▶ _YOUR INSTRUCTIONS_: Could every line of the data be printed exactly as it reads?
--- BEGIN DATASET EXTRACT ---
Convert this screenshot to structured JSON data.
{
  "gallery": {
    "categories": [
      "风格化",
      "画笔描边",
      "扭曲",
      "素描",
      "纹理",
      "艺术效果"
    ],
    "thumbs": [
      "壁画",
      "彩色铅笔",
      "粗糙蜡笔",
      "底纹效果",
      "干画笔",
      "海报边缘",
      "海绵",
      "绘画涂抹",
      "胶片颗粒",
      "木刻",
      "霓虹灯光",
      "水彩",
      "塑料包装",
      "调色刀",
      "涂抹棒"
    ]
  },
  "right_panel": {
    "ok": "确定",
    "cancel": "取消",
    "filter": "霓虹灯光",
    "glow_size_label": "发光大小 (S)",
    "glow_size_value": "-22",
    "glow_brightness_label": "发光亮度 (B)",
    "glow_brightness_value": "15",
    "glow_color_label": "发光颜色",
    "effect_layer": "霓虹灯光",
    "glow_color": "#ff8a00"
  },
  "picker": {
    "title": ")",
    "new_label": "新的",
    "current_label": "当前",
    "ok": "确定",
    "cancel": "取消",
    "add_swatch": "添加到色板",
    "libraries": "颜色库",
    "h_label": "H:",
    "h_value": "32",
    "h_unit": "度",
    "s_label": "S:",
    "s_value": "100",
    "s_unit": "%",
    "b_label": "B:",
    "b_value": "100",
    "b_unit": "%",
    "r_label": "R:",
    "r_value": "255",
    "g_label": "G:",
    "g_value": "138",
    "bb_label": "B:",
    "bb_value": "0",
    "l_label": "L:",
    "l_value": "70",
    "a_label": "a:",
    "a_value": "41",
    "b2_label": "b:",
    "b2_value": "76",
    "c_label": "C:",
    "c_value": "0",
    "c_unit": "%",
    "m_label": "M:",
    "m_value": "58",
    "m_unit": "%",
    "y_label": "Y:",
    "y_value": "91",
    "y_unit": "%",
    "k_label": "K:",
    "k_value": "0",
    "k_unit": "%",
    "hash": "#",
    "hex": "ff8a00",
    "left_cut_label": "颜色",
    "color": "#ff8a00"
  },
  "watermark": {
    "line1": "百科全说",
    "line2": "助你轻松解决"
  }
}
--- END DATASET EXTRACT ---
▶ _SOLUTION BELOW_:
Convert this screenshot to structured JSON data.
{
  "gallery": {
    "categories": [
      "风格化",
      "画笔描边",
      "扭曲",
      "素描",
      "纹理",
      "艺术效果"
    ],
    "thumbs": [
      "壁画",
      "彩色铅笔",
      "粗糙蜡笔",
      "底纹效果",
      "干画笔",
      "海报边缘",
      "海绵",
      "绘画涂抹",
      "胶片颗粒",
      "木刻",
      "霓虹灯光",
      "水彩",
      "塑料包装",
      "调色刀",
      "涂抹棒"
    ]
  },
  "right_panel": {
    "ok": "确定",
    "cancel": "取消",
    "filter": "霓虹灯光",
    "glow_size_label": "发光大小 (S)",
    "glow_size_value": "-22",
    "glow_brightness_label": "发光亮度 (B)",
    "glow_brightness_value": "15",
    "glow_color_label": "发光颜色",
    "effect_layer": "霓虹灯光",
    "glow_color": "#ff8a00"
  },
  "picker": {
    "title": ")",
    "new_label": "新的",
    "current_label": "当前",
    "ok": "确定",
    "cancel": "取消",
    "add_swatch": "添加到色板",
    "libraries": "颜色库",
    "h_label": "H:",
    "h_value": "32",
    "h_unit": "度",
    "s_label": "S:",
    "s_value": "100",
    "s_unit": "%",
    "b_label": "B:",
    "b_value": "100",
    "b_unit": "%",
    "r_label": "R:",
    "r_value": "255",
    "g_label": "G:",
    "g_value": "138",
    "bb_label": "B:",
    "bb_value": "0",
    "l_label": "L:",
    "l_value": "70",
    "a_label": "a:",
    "a_value": "41",
    "b2_label": "b:",
    "b2_value": "76",
    "c_label": "C:",
    "c_value": "0",
    "c_unit": "%",
    "m_label": "M:",
    "m_value": "58",
    "m_unit": "%",
    "y_label": "Y:",
    "y_value": "91",
    "y_unit": "%",
    "k_label": "K:",
    "k_value": "0",
    "k_unit": "%",
    "hash": "#",
    "hex": "ff8a00",
    "left_cut_label": "颜色",
    "color": "#ff8a00"
  },
  "watermark": {
    "line1": "百科全说",
    "line2": "助你轻松解决"
  }
}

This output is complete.